## What is expected:
Report back each line of the records that contains the string "source".

Records excerpted from a collection
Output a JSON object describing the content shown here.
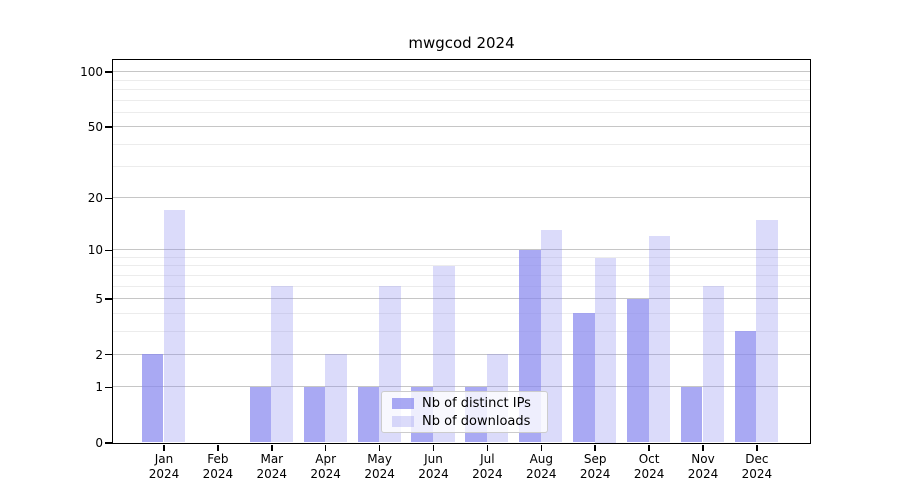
{
  "chart_data": {
    "type": "bar",
    "title": "mwgcod 2024",
    "categories": [
      "Jan\n2024",
      "Feb\n2024",
      "Mar\n2024",
      "Apr\n2024",
      "May\n2024",
      "Jun\n2024",
      "Jul\n2024",
      "Aug\n2024",
      "Sep\n2024",
      "Oct\n2024",
      "Nov\n2024",
      "Dec\n2024"
    ],
    "series": [
      {
        "name": "Nb of distinct IPs",
        "values": [
          2,
          0,
          1,
          1,
          1,
          1,
          1,
          10,
          4,
          5,
          1,
          3
        ]
      },
      {
        "name": "Nb of downloads",
        "values": [
          17,
          0,
          6,
          2,
          6,
          8,
          2,
          13,
          9,
          12,
          6,
          15
        ]
      }
    ],
    "ytick_values": [
      0,
      1,
      2,
      5,
      10,
      20,
      50,
      100
    ],
    "ytick_labels": [
      "0",
      "1",
      "2",
      "5",
      "10",
      "20",
      "50",
      "100"
    ],
    "minor_gridline_values": [
      3,
      4,
      6,
      7,
      8,
      9,
      30,
      40,
      60,
      70,
      80,
      90
    ],
    "scale": "log1p",
    "ylim": [
      0,
      117
    ],
    "grid": true,
    "legend_position": "lower center inside plot",
    "xlabel": "",
    "ylabel": ""
  },
  "colors": {
    "bar_base": "#8888ee",
    "bar_ips_rgba": "rgba(136,136,238,0.72)",
    "bar_downloads_rgba": "rgba(136,136,238,0.30)",
    "grid_major": "#c6c6c6",
    "grid_minor": "#ececec",
    "spine": "#000000",
    "background": "#ffffff"
  }
}
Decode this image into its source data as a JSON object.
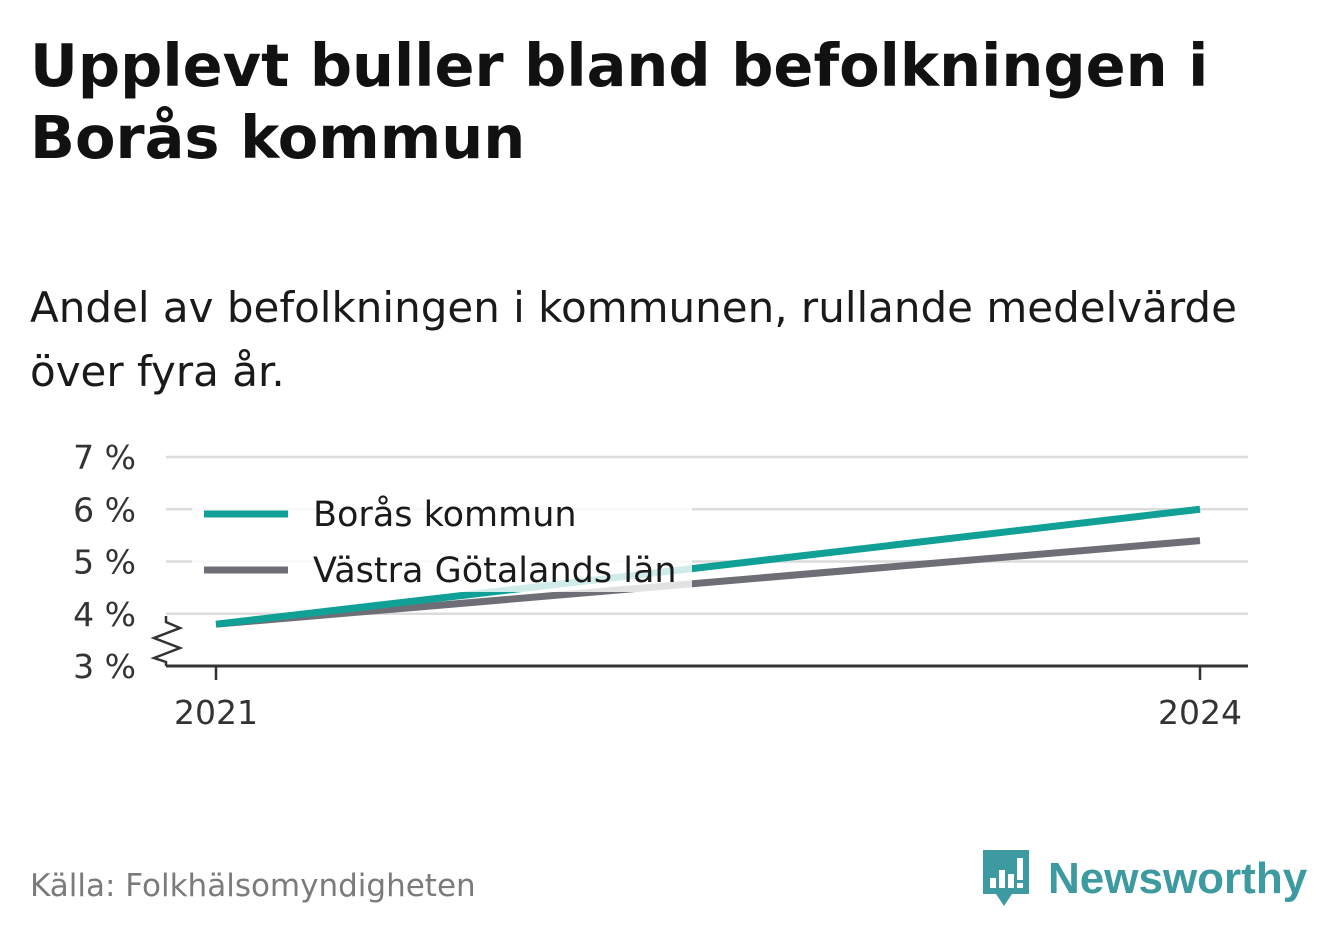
{
  "header": {
    "title": "Upplevt buller bland befolkningen i Borås kommun",
    "subtitle": "Andel av befolkningen i kommunen, rullande medelvärde över fyra år."
  },
  "footer": {
    "source": "Källa: Folkhälsomyndigheten",
    "brand": "Newsworthy",
    "brand_icon": "bar-chart-speech-bubble-icon",
    "brand_color": "#3d9aa0"
  },
  "chart_data": {
    "type": "line",
    "title": "",
    "xlabel": "",
    "ylabel": "",
    "x": [
      2021,
      2024
    ],
    "x_tick_labels": [
      "2021",
      "2024"
    ],
    "y_tick_labels": [
      "3 %",
      "4 %",
      "5 %",
      "6 %",
      "7 %"
    ],
    "ylim": [
      3,
      7
    ],
    "y_axis_break": true,
    "grid": true,
    "legend": "top-left",
    "series": [
      {
        "name": "Borås kommun",
        "values": [
          3.8,
          6.0
        ],
        "color": "#10a095"
      },
      {
        "name": "Västra Götalands län",
        "values": [
          3.8,
          5.4
        ],
        "color": "#6e6e76"
      }
    ]
  }
}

## Correct result:
Decode this image into its source data as a JSON object.
    "source": "Källa: Folkhälsomyndigheten",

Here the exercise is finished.